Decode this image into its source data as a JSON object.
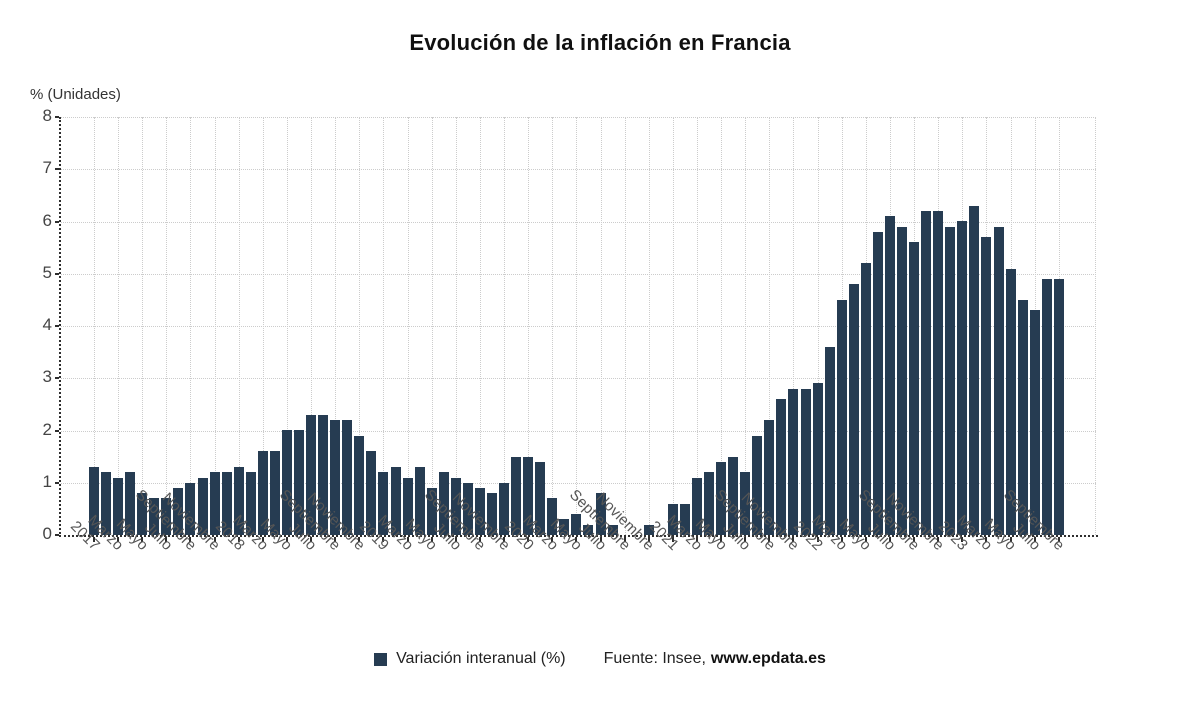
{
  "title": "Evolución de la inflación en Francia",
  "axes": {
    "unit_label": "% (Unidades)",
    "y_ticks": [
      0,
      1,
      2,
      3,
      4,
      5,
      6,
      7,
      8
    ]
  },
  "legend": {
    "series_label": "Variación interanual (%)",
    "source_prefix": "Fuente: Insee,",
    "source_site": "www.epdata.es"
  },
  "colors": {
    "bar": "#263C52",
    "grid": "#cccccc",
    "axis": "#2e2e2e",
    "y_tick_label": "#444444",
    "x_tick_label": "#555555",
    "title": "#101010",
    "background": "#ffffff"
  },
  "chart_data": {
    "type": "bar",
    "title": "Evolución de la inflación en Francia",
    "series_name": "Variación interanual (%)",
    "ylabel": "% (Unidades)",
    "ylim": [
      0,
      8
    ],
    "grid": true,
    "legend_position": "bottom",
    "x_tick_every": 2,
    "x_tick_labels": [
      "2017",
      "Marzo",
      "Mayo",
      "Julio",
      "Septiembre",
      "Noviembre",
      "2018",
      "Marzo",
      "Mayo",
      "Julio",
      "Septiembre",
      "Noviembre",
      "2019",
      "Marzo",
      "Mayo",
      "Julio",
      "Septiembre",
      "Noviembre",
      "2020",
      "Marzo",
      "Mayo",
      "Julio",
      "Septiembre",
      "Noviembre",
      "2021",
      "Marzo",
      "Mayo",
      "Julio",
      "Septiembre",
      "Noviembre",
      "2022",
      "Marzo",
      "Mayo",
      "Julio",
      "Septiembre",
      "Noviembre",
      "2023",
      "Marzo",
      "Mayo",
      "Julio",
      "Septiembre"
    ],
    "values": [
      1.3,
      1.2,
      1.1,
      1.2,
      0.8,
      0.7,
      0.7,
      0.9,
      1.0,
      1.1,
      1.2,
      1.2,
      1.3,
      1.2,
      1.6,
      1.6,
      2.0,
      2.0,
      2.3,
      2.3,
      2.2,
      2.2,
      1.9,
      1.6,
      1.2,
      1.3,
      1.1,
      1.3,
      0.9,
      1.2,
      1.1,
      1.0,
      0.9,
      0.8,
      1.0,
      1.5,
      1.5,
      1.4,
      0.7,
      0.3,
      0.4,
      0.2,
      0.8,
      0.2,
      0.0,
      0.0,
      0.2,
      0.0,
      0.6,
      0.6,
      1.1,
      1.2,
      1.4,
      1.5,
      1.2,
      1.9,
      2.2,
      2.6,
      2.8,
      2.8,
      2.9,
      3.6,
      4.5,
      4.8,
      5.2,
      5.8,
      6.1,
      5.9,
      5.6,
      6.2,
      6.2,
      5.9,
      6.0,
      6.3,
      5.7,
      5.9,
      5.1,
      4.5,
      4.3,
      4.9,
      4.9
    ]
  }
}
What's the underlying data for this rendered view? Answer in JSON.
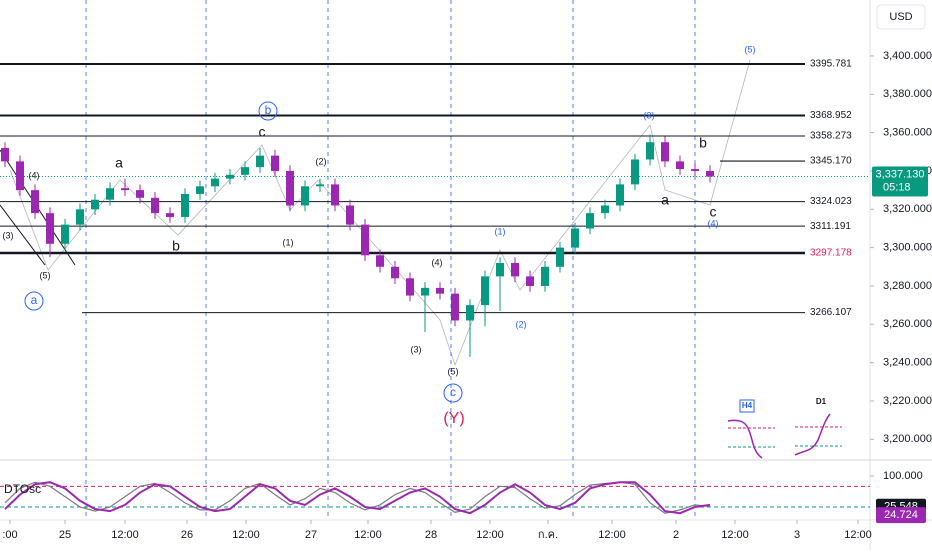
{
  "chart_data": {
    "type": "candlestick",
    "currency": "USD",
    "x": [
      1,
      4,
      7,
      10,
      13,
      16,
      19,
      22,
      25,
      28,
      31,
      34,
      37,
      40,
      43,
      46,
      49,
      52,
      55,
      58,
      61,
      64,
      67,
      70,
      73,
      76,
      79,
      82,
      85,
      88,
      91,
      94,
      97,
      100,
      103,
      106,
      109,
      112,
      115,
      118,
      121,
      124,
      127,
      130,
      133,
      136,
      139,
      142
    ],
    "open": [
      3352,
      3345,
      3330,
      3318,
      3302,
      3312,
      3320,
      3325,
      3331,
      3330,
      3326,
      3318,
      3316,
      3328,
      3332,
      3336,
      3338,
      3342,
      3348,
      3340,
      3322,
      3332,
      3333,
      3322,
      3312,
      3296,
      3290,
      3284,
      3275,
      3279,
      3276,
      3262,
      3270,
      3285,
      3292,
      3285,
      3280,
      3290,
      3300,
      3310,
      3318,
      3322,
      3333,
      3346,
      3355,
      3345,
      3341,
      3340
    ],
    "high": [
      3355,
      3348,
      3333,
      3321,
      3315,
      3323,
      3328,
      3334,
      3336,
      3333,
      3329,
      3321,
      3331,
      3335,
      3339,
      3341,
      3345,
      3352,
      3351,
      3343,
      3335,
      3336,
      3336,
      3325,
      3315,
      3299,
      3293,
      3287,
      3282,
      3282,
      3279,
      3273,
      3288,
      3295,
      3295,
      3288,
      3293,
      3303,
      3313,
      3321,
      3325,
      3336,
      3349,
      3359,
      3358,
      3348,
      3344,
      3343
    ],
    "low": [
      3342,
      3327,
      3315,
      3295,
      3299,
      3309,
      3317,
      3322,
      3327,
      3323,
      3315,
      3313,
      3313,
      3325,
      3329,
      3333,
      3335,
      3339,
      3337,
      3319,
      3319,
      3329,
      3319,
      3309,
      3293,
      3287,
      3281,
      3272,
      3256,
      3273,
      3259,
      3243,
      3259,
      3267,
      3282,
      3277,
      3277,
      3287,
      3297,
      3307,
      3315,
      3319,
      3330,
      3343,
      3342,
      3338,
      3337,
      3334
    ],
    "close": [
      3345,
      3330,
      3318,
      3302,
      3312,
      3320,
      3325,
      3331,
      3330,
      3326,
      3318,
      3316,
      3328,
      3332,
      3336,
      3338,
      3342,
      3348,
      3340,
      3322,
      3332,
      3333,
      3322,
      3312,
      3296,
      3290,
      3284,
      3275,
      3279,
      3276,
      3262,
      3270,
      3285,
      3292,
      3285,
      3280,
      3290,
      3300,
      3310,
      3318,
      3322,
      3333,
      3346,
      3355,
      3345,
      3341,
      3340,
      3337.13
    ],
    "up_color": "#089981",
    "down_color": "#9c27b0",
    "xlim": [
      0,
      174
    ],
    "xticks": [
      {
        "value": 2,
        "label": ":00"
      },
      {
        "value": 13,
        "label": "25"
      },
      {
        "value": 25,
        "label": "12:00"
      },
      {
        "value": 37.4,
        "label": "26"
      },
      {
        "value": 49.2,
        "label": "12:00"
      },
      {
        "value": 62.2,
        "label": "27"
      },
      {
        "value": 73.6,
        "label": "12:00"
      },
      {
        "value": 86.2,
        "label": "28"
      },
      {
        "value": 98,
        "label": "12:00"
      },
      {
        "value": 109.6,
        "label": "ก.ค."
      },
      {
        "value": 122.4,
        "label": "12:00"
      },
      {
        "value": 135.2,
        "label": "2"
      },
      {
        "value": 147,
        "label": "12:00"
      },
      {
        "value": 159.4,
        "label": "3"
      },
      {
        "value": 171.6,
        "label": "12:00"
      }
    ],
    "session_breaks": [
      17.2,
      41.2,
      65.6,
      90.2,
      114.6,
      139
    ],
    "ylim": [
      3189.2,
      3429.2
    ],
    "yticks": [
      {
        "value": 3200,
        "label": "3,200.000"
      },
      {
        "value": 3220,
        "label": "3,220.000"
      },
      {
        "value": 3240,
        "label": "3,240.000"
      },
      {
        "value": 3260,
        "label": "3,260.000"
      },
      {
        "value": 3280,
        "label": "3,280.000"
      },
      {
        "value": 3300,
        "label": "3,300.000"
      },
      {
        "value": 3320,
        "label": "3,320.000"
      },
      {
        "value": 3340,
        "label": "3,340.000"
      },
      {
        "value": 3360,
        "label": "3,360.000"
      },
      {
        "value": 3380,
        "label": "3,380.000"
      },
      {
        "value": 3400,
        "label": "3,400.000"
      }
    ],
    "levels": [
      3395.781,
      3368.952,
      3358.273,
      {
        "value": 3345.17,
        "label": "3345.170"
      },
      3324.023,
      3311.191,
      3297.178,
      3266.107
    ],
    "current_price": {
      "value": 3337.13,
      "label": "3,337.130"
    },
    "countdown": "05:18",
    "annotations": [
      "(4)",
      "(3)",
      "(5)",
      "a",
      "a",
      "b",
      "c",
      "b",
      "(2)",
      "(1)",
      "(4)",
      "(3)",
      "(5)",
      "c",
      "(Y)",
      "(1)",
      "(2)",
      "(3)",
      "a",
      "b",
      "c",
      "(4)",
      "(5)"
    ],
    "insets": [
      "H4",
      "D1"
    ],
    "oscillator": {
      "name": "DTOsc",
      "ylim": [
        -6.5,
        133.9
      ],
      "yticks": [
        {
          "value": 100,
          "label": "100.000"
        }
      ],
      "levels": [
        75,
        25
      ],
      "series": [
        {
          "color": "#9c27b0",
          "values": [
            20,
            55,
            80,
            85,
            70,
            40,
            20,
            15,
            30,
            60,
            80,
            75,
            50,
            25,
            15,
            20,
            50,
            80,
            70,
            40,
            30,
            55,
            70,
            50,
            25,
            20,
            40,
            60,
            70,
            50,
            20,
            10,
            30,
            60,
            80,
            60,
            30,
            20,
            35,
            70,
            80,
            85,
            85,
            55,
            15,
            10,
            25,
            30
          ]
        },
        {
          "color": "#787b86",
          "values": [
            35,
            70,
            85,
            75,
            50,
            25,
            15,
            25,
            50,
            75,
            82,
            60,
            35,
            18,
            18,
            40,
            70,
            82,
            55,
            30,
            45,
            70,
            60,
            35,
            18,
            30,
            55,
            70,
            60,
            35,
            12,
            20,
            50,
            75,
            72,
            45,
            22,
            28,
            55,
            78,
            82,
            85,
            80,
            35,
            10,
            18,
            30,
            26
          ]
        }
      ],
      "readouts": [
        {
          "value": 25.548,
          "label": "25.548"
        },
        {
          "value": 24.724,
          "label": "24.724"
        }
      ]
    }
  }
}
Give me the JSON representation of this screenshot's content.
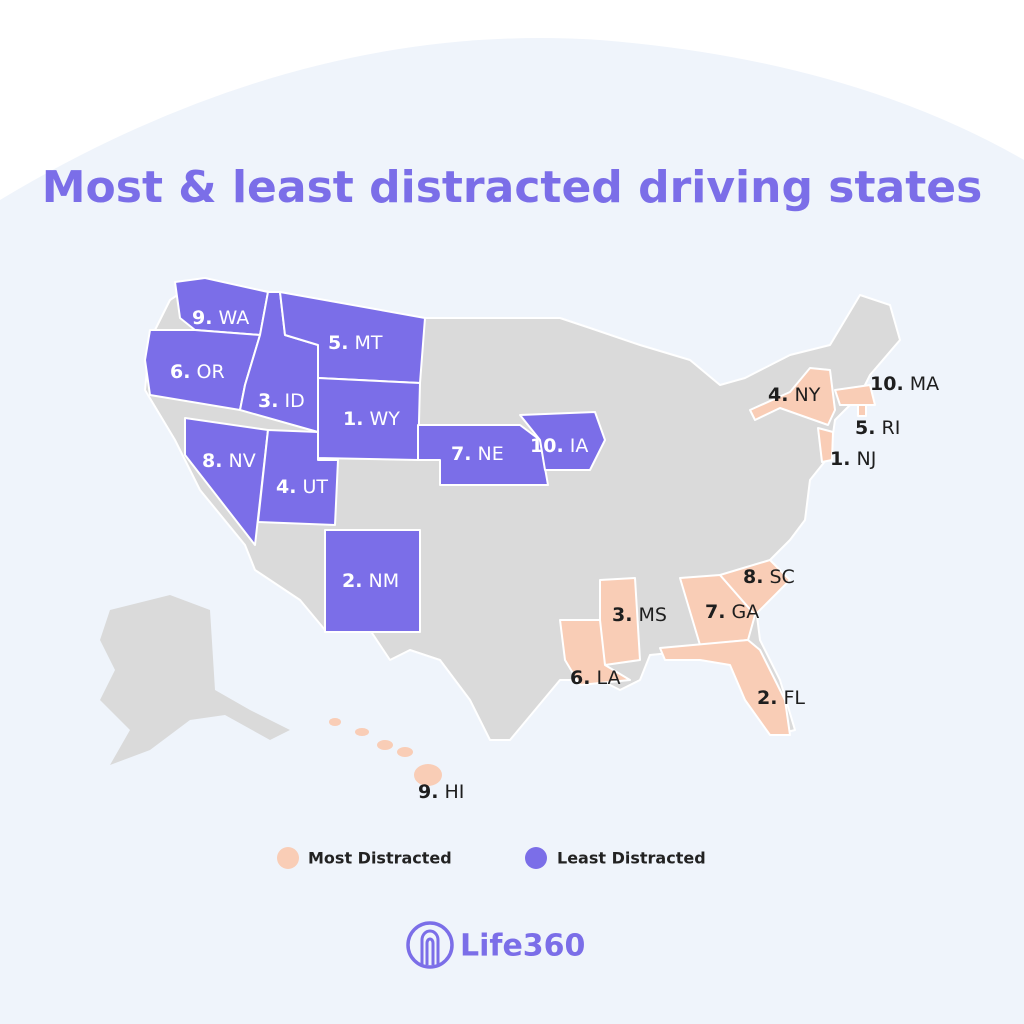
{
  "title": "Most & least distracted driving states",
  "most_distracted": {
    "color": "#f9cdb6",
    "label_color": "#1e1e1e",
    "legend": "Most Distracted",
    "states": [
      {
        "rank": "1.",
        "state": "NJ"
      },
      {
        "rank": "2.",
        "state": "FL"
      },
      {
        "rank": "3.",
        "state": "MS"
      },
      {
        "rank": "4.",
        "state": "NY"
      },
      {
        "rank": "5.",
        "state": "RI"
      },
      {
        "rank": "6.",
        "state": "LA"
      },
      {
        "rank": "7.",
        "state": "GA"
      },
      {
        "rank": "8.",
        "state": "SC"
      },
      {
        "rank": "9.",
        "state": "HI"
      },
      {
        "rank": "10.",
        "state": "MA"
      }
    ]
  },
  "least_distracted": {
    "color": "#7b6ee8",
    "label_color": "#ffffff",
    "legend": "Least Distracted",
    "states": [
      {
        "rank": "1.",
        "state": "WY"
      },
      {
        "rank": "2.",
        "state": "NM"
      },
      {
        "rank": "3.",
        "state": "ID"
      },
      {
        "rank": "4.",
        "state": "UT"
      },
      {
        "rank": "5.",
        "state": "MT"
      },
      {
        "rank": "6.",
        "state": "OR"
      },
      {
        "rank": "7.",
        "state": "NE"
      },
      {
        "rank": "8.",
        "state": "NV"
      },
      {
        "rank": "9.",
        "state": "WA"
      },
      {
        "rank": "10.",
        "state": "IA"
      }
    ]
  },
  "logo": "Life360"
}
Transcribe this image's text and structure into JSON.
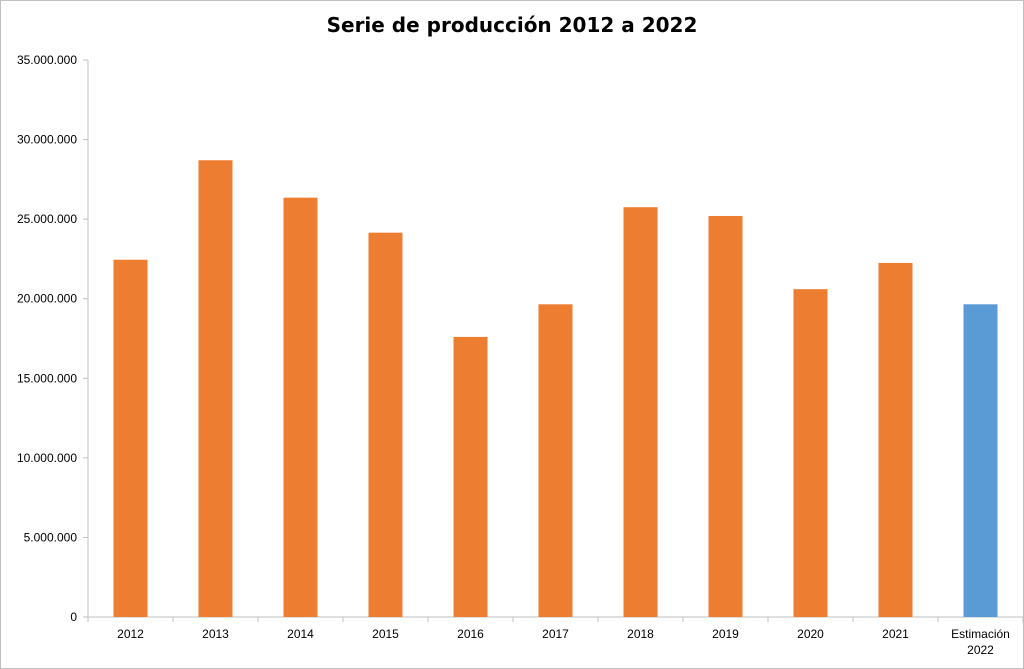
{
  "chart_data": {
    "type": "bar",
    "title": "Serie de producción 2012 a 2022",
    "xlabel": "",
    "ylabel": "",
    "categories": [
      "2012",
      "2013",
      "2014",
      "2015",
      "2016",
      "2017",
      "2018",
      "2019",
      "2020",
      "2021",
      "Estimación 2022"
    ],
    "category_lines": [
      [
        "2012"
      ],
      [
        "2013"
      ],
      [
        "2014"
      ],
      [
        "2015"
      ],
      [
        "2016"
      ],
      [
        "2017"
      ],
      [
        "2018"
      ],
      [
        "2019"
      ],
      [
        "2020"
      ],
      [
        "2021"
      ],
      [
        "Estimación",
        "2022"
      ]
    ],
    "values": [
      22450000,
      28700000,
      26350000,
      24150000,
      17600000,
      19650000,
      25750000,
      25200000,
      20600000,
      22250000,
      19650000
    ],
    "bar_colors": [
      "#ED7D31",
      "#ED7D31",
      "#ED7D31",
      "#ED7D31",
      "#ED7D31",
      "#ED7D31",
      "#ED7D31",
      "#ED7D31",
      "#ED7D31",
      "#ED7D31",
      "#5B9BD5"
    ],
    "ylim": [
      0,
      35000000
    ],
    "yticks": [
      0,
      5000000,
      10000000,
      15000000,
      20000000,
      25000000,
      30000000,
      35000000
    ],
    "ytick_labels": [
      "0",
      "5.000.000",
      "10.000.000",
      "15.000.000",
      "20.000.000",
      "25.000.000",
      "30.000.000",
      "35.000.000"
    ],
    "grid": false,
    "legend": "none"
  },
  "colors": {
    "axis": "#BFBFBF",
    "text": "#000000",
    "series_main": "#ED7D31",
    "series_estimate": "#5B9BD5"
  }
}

§ §

### Given task:
Among the entries above, how many lines hold the word "this"? Reply with only that number.

### Exercise answer:
4